EXERCISE BRIEF → Locate the lines where "task" occurs and copy them as they stand.
[start of MATERIAL PROVIDED]
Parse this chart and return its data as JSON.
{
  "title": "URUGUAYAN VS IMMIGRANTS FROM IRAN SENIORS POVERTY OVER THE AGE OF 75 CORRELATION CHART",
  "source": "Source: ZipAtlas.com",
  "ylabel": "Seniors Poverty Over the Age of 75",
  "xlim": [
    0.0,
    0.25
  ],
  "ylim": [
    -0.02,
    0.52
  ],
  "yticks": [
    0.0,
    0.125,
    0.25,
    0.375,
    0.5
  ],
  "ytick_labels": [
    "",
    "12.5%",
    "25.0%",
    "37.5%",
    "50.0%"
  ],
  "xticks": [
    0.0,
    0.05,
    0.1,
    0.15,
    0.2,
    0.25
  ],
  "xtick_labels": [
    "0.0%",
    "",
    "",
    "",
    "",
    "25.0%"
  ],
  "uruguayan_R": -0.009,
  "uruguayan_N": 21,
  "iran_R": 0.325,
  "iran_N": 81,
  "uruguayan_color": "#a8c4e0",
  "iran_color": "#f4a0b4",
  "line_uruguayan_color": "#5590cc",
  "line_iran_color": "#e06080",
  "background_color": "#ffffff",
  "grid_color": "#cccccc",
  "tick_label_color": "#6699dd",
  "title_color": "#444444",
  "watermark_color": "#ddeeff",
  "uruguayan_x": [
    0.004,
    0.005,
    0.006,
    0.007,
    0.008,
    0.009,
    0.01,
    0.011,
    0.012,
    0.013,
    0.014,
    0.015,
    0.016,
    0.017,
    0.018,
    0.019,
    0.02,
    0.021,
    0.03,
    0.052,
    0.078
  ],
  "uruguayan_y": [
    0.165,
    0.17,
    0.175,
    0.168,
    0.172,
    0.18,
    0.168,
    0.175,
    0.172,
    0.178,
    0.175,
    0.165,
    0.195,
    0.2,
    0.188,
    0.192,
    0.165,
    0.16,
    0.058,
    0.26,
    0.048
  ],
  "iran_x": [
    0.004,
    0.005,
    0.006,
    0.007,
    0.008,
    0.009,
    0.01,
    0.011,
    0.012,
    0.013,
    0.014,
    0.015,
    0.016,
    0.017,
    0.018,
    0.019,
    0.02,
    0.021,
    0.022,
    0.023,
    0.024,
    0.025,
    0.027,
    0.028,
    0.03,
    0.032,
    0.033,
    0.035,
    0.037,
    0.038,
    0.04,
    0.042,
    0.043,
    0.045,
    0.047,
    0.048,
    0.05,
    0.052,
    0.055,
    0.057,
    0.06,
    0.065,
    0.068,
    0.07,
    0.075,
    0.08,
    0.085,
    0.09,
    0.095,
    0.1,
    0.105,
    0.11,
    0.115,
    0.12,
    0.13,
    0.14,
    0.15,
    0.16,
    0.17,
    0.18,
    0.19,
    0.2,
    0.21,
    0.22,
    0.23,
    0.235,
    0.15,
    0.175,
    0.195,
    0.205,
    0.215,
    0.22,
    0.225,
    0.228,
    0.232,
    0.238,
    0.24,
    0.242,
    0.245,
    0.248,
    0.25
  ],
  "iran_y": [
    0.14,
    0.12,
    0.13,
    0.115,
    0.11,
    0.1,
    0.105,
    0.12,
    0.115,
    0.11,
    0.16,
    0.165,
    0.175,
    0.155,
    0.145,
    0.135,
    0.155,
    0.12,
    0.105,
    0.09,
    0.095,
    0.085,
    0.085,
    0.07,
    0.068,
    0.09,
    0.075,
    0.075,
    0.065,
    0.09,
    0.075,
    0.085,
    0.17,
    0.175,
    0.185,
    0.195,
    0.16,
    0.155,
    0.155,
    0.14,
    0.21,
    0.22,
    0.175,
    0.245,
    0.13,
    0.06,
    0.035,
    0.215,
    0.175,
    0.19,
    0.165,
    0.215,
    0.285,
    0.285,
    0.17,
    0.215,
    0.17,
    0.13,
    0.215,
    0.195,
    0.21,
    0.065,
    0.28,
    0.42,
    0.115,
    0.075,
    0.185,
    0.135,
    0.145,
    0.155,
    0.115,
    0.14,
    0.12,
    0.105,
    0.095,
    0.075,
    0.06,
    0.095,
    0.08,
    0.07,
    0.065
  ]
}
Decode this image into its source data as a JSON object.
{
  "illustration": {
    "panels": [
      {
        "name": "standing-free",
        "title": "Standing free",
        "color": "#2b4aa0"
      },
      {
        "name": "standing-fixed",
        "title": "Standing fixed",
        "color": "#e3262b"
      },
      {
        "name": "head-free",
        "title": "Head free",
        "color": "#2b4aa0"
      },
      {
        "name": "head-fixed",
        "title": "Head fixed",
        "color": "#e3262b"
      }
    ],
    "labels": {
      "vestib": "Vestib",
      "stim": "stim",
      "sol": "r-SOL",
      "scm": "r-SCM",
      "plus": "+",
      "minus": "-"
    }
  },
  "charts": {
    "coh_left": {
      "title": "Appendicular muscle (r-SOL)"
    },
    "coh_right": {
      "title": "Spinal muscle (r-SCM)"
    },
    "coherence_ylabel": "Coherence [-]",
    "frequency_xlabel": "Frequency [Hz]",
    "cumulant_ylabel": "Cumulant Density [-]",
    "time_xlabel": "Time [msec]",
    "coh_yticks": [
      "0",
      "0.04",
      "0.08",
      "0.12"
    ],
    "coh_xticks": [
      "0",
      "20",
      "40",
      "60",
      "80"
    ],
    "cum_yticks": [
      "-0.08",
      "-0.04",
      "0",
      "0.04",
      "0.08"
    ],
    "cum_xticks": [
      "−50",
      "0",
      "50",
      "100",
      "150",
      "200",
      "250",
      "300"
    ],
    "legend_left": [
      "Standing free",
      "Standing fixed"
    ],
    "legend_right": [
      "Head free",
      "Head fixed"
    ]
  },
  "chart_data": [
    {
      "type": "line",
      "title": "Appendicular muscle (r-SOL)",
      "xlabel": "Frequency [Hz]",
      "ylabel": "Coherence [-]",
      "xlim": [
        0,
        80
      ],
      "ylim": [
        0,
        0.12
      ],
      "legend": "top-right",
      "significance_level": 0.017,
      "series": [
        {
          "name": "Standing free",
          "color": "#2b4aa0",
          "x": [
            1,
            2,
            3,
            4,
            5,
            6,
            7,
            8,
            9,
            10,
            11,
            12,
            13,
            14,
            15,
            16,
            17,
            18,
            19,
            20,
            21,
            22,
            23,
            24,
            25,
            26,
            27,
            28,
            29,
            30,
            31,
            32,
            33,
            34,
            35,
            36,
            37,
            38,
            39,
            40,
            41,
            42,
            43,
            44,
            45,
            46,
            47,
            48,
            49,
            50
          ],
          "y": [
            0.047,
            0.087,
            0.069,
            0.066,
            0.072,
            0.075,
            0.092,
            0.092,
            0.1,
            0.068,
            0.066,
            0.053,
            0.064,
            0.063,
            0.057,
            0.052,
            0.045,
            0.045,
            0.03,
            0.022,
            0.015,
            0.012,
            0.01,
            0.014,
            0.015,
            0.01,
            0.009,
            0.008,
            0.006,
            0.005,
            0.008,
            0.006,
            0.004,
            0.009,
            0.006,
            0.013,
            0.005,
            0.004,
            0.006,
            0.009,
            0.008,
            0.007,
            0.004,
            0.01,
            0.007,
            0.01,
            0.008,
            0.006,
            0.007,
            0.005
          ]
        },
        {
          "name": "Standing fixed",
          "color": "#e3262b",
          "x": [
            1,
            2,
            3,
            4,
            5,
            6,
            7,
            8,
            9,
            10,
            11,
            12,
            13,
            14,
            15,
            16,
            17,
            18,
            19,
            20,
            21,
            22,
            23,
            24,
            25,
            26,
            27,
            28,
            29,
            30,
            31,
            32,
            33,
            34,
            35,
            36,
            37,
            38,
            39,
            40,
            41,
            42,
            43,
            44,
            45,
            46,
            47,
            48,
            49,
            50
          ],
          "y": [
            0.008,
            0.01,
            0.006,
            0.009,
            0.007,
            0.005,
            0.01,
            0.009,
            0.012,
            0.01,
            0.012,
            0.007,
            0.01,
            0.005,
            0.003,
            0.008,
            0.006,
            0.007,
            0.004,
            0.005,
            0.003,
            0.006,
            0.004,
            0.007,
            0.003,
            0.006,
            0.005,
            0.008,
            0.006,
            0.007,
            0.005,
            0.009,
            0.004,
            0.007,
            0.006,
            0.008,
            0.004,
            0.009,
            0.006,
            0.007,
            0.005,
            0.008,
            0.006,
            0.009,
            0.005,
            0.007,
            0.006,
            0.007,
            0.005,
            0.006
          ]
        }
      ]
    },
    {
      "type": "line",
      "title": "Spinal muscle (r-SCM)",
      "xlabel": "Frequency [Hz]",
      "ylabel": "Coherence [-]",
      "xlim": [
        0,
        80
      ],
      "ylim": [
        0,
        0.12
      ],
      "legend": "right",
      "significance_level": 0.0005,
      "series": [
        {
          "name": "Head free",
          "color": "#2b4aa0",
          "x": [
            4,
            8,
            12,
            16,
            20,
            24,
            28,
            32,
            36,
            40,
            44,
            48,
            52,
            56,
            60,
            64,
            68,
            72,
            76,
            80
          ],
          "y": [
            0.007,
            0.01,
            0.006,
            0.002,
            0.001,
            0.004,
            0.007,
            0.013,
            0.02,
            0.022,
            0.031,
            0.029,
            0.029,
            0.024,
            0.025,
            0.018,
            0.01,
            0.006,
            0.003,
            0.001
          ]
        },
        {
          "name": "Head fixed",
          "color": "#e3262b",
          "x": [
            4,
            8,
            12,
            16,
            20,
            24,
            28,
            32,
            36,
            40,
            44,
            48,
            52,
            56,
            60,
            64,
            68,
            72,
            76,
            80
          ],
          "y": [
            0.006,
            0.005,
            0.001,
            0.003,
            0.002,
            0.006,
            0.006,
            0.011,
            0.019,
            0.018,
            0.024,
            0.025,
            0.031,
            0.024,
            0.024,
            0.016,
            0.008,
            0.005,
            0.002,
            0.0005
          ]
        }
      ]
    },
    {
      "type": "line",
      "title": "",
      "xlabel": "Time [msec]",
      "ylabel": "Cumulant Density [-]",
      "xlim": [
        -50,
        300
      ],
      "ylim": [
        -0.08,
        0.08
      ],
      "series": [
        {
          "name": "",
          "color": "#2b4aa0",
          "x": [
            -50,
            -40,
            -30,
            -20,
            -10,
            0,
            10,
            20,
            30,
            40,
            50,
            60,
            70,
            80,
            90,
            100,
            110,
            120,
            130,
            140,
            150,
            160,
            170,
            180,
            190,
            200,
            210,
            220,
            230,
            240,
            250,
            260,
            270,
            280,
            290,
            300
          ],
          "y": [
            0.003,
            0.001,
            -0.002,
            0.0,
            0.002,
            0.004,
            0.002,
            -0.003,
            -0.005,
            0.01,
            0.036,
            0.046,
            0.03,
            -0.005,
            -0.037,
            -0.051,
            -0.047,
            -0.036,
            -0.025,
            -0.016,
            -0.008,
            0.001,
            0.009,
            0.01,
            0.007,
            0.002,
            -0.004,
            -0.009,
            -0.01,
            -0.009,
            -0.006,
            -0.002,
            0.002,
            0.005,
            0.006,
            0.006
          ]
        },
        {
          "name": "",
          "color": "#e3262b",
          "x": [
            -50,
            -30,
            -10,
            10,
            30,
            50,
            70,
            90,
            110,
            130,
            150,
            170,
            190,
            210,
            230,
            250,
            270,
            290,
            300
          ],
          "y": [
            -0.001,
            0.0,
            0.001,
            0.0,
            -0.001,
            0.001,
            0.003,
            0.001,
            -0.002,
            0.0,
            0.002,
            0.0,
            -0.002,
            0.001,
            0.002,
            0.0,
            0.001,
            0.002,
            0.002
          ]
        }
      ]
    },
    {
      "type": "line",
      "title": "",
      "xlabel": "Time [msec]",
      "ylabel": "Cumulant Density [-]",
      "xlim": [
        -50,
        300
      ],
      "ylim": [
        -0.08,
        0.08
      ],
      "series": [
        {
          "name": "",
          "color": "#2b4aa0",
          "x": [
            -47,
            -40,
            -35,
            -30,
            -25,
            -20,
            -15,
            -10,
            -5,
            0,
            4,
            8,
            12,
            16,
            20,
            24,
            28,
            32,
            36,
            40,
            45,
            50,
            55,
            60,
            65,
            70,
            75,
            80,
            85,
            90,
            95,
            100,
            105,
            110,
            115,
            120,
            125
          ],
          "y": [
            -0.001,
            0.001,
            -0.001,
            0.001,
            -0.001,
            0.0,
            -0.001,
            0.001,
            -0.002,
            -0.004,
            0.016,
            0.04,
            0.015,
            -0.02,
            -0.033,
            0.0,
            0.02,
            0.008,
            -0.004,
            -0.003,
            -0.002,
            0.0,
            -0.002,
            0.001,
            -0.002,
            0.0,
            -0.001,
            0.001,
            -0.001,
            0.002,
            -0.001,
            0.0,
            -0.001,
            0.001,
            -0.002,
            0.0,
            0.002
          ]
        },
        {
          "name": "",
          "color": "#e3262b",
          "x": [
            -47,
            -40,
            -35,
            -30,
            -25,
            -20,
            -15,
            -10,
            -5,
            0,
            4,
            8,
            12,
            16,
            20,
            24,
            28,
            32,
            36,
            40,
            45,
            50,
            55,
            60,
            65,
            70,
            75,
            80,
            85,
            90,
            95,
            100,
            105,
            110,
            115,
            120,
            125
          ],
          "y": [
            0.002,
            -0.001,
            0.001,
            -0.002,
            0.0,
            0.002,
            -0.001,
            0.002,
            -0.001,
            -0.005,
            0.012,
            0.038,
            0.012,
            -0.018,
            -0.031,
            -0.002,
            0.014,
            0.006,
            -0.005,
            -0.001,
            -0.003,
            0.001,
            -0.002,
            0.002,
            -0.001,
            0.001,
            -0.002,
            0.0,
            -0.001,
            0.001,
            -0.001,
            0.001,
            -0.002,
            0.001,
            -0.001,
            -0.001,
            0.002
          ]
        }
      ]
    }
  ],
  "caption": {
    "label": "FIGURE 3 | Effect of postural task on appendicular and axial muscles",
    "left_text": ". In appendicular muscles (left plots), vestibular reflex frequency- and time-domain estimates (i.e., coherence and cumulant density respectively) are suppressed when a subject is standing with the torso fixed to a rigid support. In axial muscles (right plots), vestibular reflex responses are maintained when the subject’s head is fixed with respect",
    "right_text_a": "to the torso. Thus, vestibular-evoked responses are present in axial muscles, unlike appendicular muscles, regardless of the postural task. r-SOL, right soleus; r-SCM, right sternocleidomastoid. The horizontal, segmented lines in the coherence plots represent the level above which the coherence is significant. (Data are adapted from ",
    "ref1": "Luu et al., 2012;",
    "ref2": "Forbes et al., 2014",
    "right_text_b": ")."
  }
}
[end of MATERIAL PROVIDED]
SOLUTION →
    "label": "FIGURE 3 | Effect of postural task on appendicular and axial muscles",
    "right_text_a": "to the torso. Thus, vestibular-evoked responses are present in axial muscles, unlike appendicular muscles, regardless of the postural task. r-SOL, right soleus; r-SCM, right sternocleidomastoid. The horizontal, segmented lines in the coherence plots represent the level above which the coherence is significant. (Data are adapted from ",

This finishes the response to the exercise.